→ **Exercise description**
Exclude images, then output the remaining data verbatim.

→ **Exercise input**
___

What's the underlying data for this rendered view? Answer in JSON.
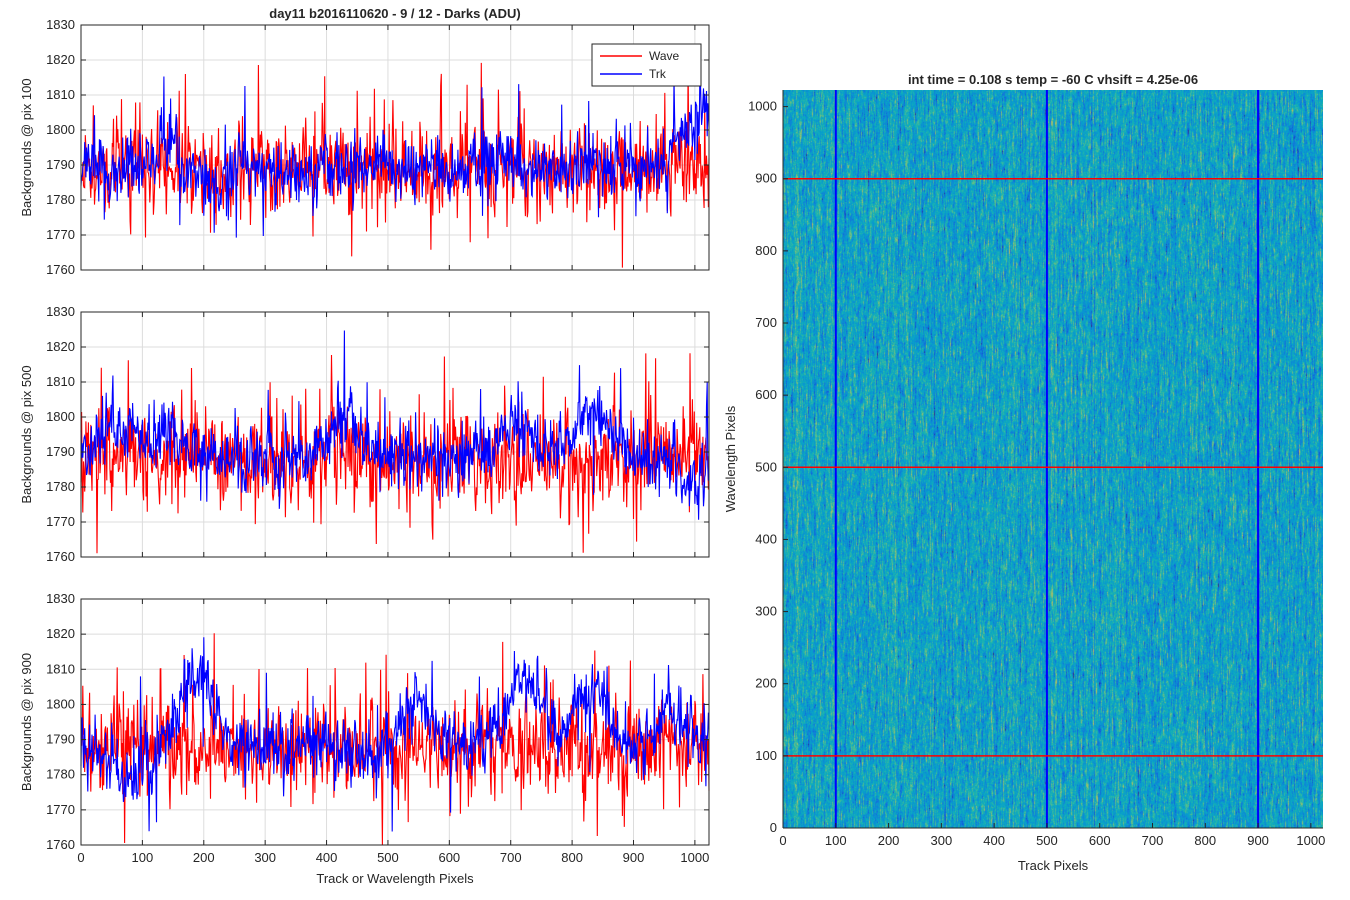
{
  "figure": {
    "title": "day11 b2016110620 - 9 / 12 - Darks (ADU)"
  },
  "chart_data": [
    {
      "type": "line",
      "xlim": [
        0,
        1023
      ],
      "ylim": [
        1760,
        1830
      ],
      "xticks": [
        0,
        100,
        200,
        300,
        400,
        500,
        600,
        700,
        800,
        900,
        1000
      ],
      "yticks": [
        1760,
        1770,
        1780,
        1790,
        1800,
        1810,
        1820,
        1830
      ],
      "show_xticklabels": false,
      "ylabel": "Backgrounds @ pix 100",
      "xlabel": "",
      "grid": true,
      "legend": {
        "placement": "top-right",
        "entries": [
          "Wave",
          "Trk"
        ]
      },
      "series": [
        {
          "name": "Wave",
          "color": "#ff0000",
          "baseline": 1789,
          "amplitude": 6,
          "spike_prob": 0.08,
          "seed": 11,
          "features": []
        },
        {
          "name": "Trk",
          "color": "#0000ff",
          "baseline": 1789,
          "amplitude": 4.5,
          "spike_prob": 0.02,
          "seed": 23,
          "features": [
            [
              140,
              18,
              7
            ],
            [
              1010,
              25,
              16
            ],
            [
              220,
              15,
              -6
            ]
          ]
        }
      ]
    },
    {
      "type": "line",
      "xlim": [
        0,
        1023
      ],
      "ylim": [
        1760,
        1830
      ],
      "xticks": [
        0,
        100,
        200,
        300,
        400,
        500,
        600,
        700,
        800,
        900,
        1000
      ],
      "yticks": [
        1760,
        1770,
        1780,
        1790,
        1800,
        1810,
        1820,
        1830
      ],
      "show_xticklabels": false,
      "ylabel": "Backgrounds @ pix 500",
      "xlabel": "",
      "grid": true,
      "series": [
        {
          "name": "Wave",
          "color": "#ff0000",
          "baseline": 1788,
          "amplitude": 6,
          "spike_prob": 0.09,
          "seed": 37,
          "features": []
        },
        {
          "name": "Trk",
          "color": "#0000ff",
          "baseline": 1788,
          "amplitude": 4.5,
          "spike_prob": 0.02,
          "seed": 41,
          "features": [
            [
              60,
              25,
              12
            ],
            [
              140,
              20,
              9
            ],
            [
              430,
              25,
              13
            ],
            [
              710,
              25,
              10
            ],
            [
              830,
              30,
              12
            ],
            [
              1000,
              25,
              -6
            ]
          ]
        }
      ]
    },
    {
      "type": "line",
      "xlim": [
        0,
        1023
      ],
      "ylim": [
        1760,
        1830
      ],
      "xticks": [
        0,
        100,
        200,
        300,
        400,
        500,
        600,
        700,
        800,
        900,
        1000
      ],
      "yticks": [
        1760,
        1770,
        1780,
        1790,
        1800,
        1810,
        1820,
        1830
      ],
      "show_xticklabels": true,
      "ylabel": "Backgrounds @ pix 900",
      "xlabel": "Track or Wavelength Pixels",
      "grid": true,
      "series": [
        {
          "name": "Wave",
          "color": "#ff0000",
          "baseline": 1788,
          "amplitude": 6,
          "spike_prob": 0.09,
          "seed": 53,
          "features": []
        },
        {
          "name": "Trk",
          "color": "#0000ff",
          "baseline": 1787,
          "amplitude": 4.5,
          "spike_prob": 0.02,
          "seed": 67,
          "features": [
            [
              80,
              20,
              -9
            ],
            [
              190,
              25,
              20
            ],
            [
              550,
              25,
              14
            ],
            [
              720,
              30,
              19
            ],
            [
              830,
              30,
              17
            ],
            [
              960,
              30,
              10
            ]
          ]
        }
      ]
    },
    {
      "type": "heatmap",
      "title": "int time = 0.108 s   temp = -60 C   vhsift = 4.25e-06",
      "xlabel": "Track Pixels",
      "ylabel": "Wavelength Pixels",
      "xlim": [
        0,
        1023
      ],
      "ylim": [
        0,
        1023
      ],
      "xticks": [
        0,
        100,
        200,
        300,
        400,
        500,
        600,
        700,
        800,
        900,
        1000
      ],
      "yticks": [
        0,
        100,
        200,
        300,
        400,
        500,
        600,
        700,
        800,
        900,
        1000
      ],
      "colormap": "parula",
      "vertical_lines": {
        "color": "#0000ff",
        "x": [
          100,
          500,
          900
        ]
      },
      "horizontal_lines": {
        "color": "#ff0000",
        "y": [
          100,
          500,
          900
        ]
      }
    }
  ]
}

___

→ **Final result**
What's the underlying data for this rendered view? Answer in JSON.
{
  "figure": {
    "title": "day11 b2016110620 - 9 / 12 - Darks (ADU)"
  },
  "chart_data": [
    {
      "type": "line",
      "xlim": [
        0,
        1023
      ],
      "ylim": [
        1760,
        1830
      ],
      "xticks": [
        0,
        100,
        200,
        300,
        400,
        500,
        600,
        700,
        800,
        900,
        1000
      ],
      "yticks": [
        1760,
        1770,
        1780,
        1790,
        1800,
        1810,
        1820,
        1830
      ],
      "show_xticklabels": false,
      "ylabel": "Backgrounds @ pix 100",
      "xlabel": "",
      "grid": true,
      "legend": {
        "placement": "top-right",
        "entries": [
          "Wave",
          "Trk"
        ]
      },
      "series": [
        {
          "name": "Wave",
          "color": "#ff0000",
          "baseline": 1789,
          "amplitude": 6,
          "spike_prob": 0.08,
          "seed": 11,
          "features": []
        },
        {
          "name": "Trk",
          "color": "#0000ff",
          "baseline": 1789,
          "amplitude": 4.5,
          "spike_prob": 0.02,
          "seed": 23,
          "features": [
            [
              140,
              18,
              7
            ],
            [
              1010,
              25,
              16
            ],
            [
              220,
              15,
              -6
            ]
          ]
        }
      ]
    },
    {
      "type": "line",
      "xlim": [
        0,
        1023
      ],
      "ylim": [
        1760,
        1830
      ],
      "xticks": [
        0,
        100,
        200,
        300,
        400,
        500,
        600,
        700,
        800,
        900,
        1000
      ],
      "yticks": [
        1760,
        1770,
        1780,
        1790,
        1800,
        1810,
        1820,
        1830
      ],
      "show_xticklabels": false,
      "ylabel": "Backgrounds @ pix 500",
      "xlabel": "",
      "grid": true,
      "series": [
        {
          "name": "Wave",
          "color": "#ff0000",
          "baseline": 1788,
          "amplitude": 6,
          "spike_prob": 0.09,
          "seed": 37,
          "features": []
        },
        {
          "name": "Trk",
          "color": "#0000ff",
          "baseline": 1788,
          "amplitude": 4.5,
          "spike_prob": 0.02,
          "seed": 41,
          "features": [
            [
              60,
              25,
              12
            ],
            [
              140,
              20,
              9
            ],
            [
              430,
              25,
              13
            ],
            [
              710,
              25,
              10
            ],
            [
              830,
              30,
              12
            ],
            [
              1000,
              25,
              -6
            ]
          ]
        }
      ]
    },
    {
      "type": "line",
      "xlim": [
        0,
        1023
      ],
      "ylim": [
        1760,
        1830
      ],
      "xticks": [
        0,
        100,
        200,
        300,
        400,
        500,
        600,
        700,
        800,
        900,
        1000
      ],
      "yticks": [
        1760,
        1770,
        1780,
        1790,
        1800,
        1810,
        1820,
        1830
      ],
      "show_xticklabels": true,
      "ylabel": "Backgrounds @ pix 900",
      "xlabel": "Track or Wavelength Pixels",
      "grid": true,
      "series": [
        {
          "name": "Wave",
          "color": "#ff0000",
          "baseline": 1788,
          "amplitude": 6,
          "spike_prob": 0.09,
          "seed": 53,
          "features": []
        },
        {
          "name": "Trk",
          "color": "#0000ff",
          "baseline": 1787,
          "amplitude": 4.5,
          "spike_prob": 0.02,
          "seed": 67,
          "features": [
            [
              80,
              20,
              -9
            ],
            [
              190,
              25,
              20
            ],
            [
              550,
              25,
              14
            ],
            [
              720,
              30,
              19
            ],
            [
              830,
              30,
              17
            ],
            [
              960,
              30,
              10
            ]
          ]
        }
      ]
    },
    {
      "type": "heatmap",
      "title": "int time = 0.108 s   temp = -60 C   vhsift = 4.25e-06",
      "xlabel": "Track Pixels",
      "ylabel": "Wavelength Pixels",
      "xlim": [
        0,
        1023
      ],
      "ylim": [
        0,
        1023
      ],
      "xticks": [
        0,
        100,
        200,
        300,
        400,
        500,
        600,
        700,
        800,
        900,
        1000
      ],
      "yticks": [
        0,
        100,
        200,
        300,
        400,
        500,
        600,
        700,
        800,
        900,
        1000
      ],
      "colormap": "parula",
      "vertical_lines": {
        "color": "#0000ff",
        "x": [
          100,
          500,
          900
        ]
      },
      "horizontal_lines": {
        "color": "#ff0000",
        "y": [
          100,
          500,
          900
        ]
      }
    }
  ]
}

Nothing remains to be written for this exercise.